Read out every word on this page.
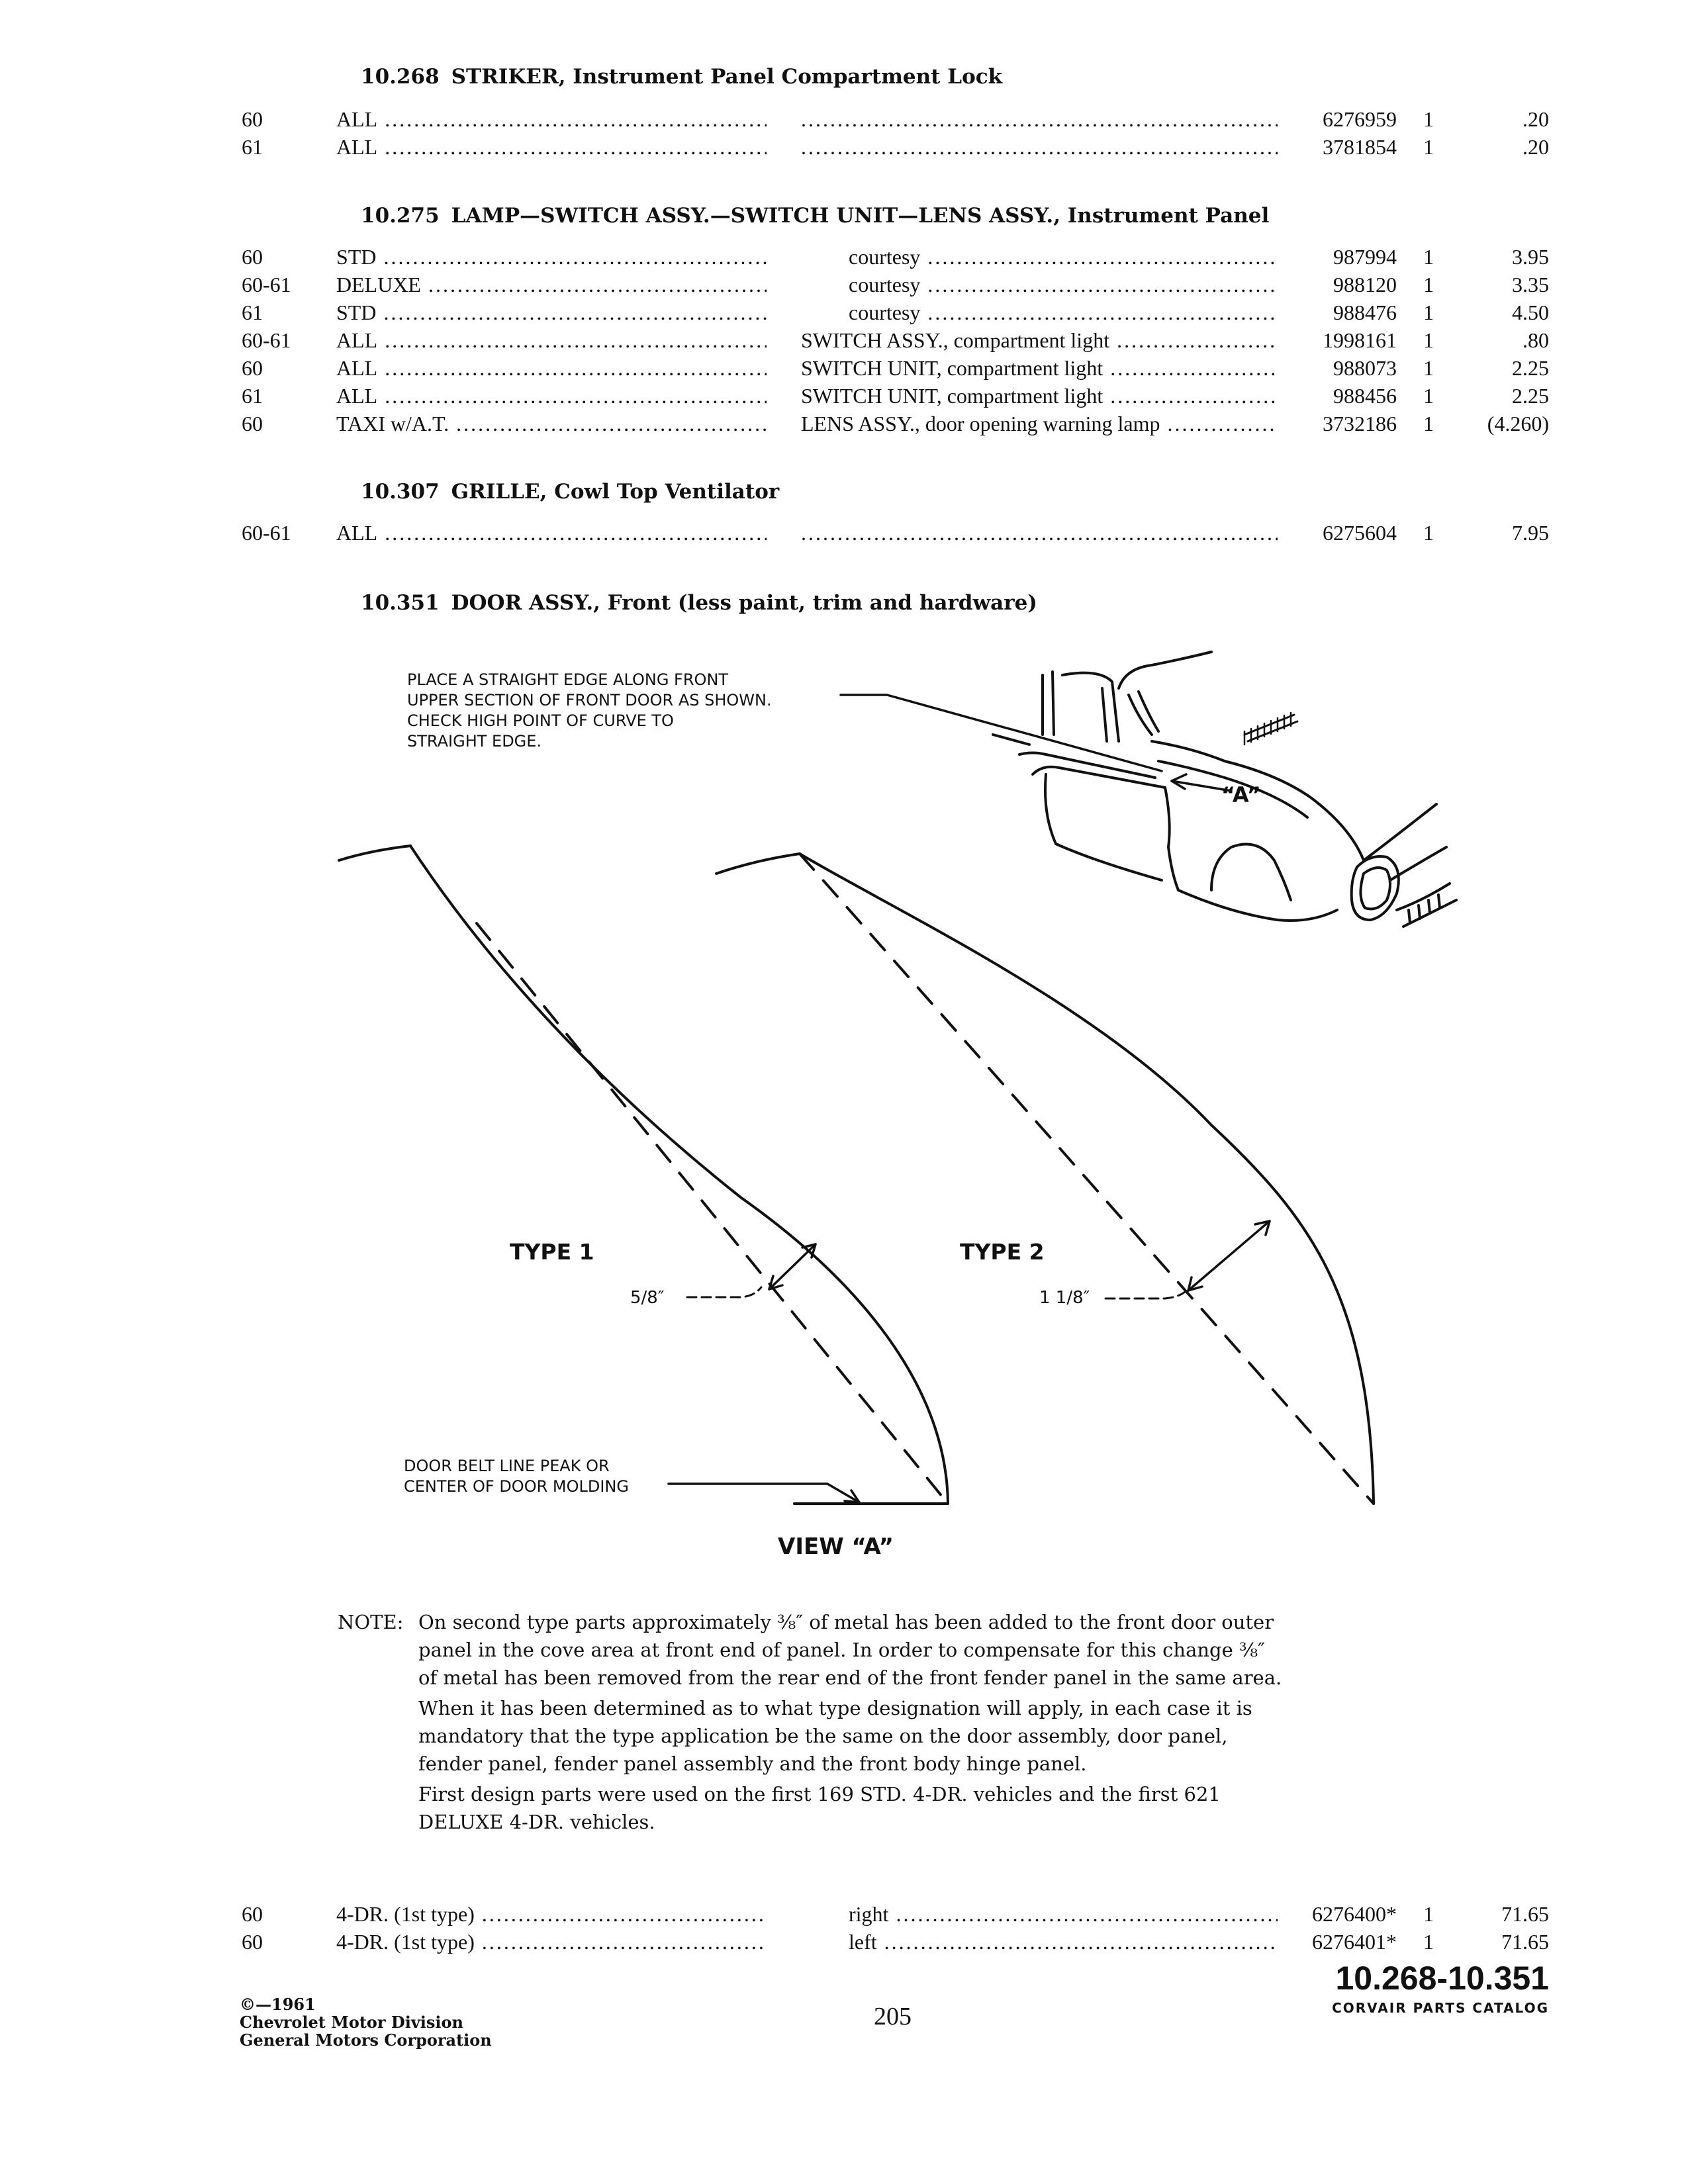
10.268 STRIKER, Instrument Panel Compartment Lock
60	ALL ..... .....	6276959 1	.20
61	ALL ..... .....	3781854 1	.20
10.275 LAMP—SWITCH ASSY.—SWITCH UNIT—LENS ASSY., Instrument Panel
60	STD .....	courtesy .....	987994 1	3.95
60-61 DELUXE .....	courtesy .....	988120 1	3.35
61	STD .....	courtesy .....	988476 1	4.50
60-61 ALL .....	SWITCH ASSY., compartment light .....	1998161 1	.80
60	ALL .....	SWITCH UNIT, compartment light .....	988073 1	2.25
61	ALL .....	SWITCH UNIT, compartment light .....	988456 1	2.25
60	TAXI w/A.T. .....	LENS ASSY., door opening warning lamp .....	3732186 1	(4.260)
10.307 GRILLE, Cowl Top Ventilator
60-61 ALL ..... .....	6275604 1	7.95
10.351 DOOR ASSY., Front (less paint, trim and hardware)
PLACE A STRAIGHT EDGE ALONG FRONT
UPPER SECTION OF FRONT DOOR AS SHOWN.
CHECK HIGH POINT OF CURVE TO
STRAIGHT EDGE.
“A”
TYPE 1	TYPE 2
5/8″	1 1/8″
DOOR BELT LINE PEAK OR
CENTER OF DOOR MOLDING
VIEW “A”
NOTE: On second type parts approximately ⅜″ of metal has been added to the front door outer panel in the cove area at front end of panel. In order to compensate for this change ⅜″ of metal has been removed from the rear end of the front fender panel in the same area.
When it has been determined as to what type designation will apply, in each case it is mandatory that the type application be the same on the door assembly, door panel, fender panel, fender panel assembly and the front body hinge panel.
First design parts were used on the first 169 STD. 4-DR. vehicles and the first 621 DELUXE 4-DR. vehicles.
60	4-DR. (1st type) .....	right .....	6276400* 1	71.65
60	4-DR. (1st type) .....	left .....	6276401* 1	71.65
©—1961
Chevrolet Motor Division
General Motors Corporation
205
10.268-10.351
CORVAIR PARTS CATALOG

..............................

WRITTEN INSTRUCTION
Look through the data above. Copy every line with the string "EDGE" in it.

CORRECT OUTPUT
PLACE A STRAIGHT EDGE ALONG FRONT
STRAIGHT EDGE.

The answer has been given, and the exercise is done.